_Stated task:_
Each record is to be printed again precisely as it reads.

--- START OF Data extract ---

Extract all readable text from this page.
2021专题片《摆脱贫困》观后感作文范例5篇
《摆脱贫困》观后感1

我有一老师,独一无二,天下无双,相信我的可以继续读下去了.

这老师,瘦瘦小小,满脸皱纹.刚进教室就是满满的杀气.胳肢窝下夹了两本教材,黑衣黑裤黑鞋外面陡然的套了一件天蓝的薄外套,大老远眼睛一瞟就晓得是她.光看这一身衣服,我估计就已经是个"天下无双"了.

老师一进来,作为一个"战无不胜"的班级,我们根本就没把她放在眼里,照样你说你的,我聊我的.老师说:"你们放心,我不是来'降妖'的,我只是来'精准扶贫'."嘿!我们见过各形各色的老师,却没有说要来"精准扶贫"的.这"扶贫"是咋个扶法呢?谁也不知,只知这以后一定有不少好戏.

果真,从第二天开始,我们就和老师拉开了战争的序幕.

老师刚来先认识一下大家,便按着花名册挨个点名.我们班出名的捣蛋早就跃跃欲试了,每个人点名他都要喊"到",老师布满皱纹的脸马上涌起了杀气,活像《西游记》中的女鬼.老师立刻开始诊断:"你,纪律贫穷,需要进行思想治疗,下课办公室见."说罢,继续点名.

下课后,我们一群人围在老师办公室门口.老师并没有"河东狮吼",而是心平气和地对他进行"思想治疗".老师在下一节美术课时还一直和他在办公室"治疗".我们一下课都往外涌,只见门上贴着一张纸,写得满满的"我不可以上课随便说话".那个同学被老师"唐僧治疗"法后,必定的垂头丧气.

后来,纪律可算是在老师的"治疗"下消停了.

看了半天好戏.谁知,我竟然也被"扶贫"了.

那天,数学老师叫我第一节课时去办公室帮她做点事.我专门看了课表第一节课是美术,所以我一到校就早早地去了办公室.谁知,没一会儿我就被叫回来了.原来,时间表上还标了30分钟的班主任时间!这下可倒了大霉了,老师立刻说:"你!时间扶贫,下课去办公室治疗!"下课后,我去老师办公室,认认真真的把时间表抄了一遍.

--- END OF Data extract ---

_Problem solution:_
Extract all readable text from this page.
2021专题片《摆脱贫困》观后感作文范例5篇
《摆脱贫困》观后感1

我有一老师,独一无二,天下无双,相信我的可以继续读下去了.

这老师,瘦瘦小小,满脸皱纹.刚进教室就是满满的杀气.胳肢窝下夹了两本教材,黑衣黑裤黑鞋外面陡然的套了一件天蓝的薄外套,大老远眼睛一瞟就晓得是她.光看这一身衣服,我估计就已经是个"天下无双"了.

老师一进来,作为一个"战无不胜"的班级,我们根本就没把她放在眼里,照样你说你的,我聊我的.老师说:"你们放心,我不是来'降妖'的,我只是来'精准扶贫'."嘿!我们见过各形各色的老师,却没有说要来"精准扶贫"的.这"扶贫"是咋个扶法呢?谁也不知,只知这以后一定有不少好戏.

果真,从第二天开始,我们就和老师拉开了战争的序幕.

老师刚来先认识一下大家,便按着花名册挨个点名.我们班出名的捣蛋早就跃跃欲试了,每个人点名他都要喊"到",老师布满皱纹的脸马上涌起了杀气,活像《西游记》中的女鬼.老师立刻开始诊断:"你,纪律贫穷,需要进行思想治疗,下课办公室见."说罢,继续点名.

下课后,我们一群人围在老师办公室门口.老师并没有"河东狮吼",而是心平气和地对他进行"思想治疗".老师在下一节美术课时还一直和他在办公室"治疗".我们一下课都往外涌,只见门上贴着一张纸,写得满满的"我不可以上课随便说话".那个同学被老师"唐僧治疗"法后,必定的垂头丧气.

后来,纪律可算是在老师的"治疗"下消停了.

看了半天好戏.谁知,我竟然也被"扶贫"了.

那天,数学老师叫我第一节课时去办公室帮她做点事.我专门看了课表第一节课是美术,所以我一到校就早早地去了办公室.谁知,没一会儿我就被叫回来了.原来,时间表上还标了30分钟的班主任时间!这下可倒了大霉了,老师立刻说:"你!时间扶贫,下课去办公室治疗!"下课后,我去老师办公室,认认真真的把时间表抄了一遍.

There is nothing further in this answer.